Aim of the task>
Locate each line in the records containing "heading". Copy it.
::::
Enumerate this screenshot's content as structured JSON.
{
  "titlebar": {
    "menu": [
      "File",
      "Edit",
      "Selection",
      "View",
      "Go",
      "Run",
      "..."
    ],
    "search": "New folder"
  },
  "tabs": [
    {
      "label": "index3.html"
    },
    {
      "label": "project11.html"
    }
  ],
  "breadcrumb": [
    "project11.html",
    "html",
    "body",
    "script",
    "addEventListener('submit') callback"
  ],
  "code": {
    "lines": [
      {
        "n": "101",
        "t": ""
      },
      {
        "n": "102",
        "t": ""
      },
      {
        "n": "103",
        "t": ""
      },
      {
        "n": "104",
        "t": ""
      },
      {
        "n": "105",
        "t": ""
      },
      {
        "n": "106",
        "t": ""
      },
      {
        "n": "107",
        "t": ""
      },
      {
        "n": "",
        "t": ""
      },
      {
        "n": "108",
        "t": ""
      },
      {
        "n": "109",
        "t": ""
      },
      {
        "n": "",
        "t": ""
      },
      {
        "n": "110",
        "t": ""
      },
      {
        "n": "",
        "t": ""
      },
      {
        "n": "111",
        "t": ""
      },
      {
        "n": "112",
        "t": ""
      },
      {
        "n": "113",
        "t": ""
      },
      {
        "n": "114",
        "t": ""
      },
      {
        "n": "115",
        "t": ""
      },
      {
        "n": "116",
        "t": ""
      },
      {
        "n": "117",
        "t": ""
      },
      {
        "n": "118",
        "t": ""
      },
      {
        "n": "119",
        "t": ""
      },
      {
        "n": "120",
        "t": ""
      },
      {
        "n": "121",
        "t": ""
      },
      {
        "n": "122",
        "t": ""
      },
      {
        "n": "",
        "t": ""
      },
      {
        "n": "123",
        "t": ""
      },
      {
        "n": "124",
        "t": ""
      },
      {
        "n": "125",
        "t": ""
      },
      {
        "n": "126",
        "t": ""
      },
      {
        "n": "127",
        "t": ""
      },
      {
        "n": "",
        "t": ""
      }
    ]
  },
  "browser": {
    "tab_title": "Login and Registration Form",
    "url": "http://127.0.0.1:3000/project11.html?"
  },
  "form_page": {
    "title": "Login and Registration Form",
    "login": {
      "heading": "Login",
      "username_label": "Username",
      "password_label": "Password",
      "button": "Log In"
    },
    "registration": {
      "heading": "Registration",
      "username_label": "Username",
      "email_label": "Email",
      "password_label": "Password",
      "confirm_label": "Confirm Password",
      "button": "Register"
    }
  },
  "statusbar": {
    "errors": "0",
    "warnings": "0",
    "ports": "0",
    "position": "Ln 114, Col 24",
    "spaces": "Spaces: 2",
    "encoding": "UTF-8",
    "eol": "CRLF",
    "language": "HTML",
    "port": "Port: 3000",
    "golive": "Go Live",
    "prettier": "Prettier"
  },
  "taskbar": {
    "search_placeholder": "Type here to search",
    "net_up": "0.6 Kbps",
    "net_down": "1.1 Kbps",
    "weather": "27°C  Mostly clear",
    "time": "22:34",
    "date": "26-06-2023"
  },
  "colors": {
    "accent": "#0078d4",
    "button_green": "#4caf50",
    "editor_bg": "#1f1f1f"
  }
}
::::
Task answer>
      "heading": "Login",
      "heading": "Registration",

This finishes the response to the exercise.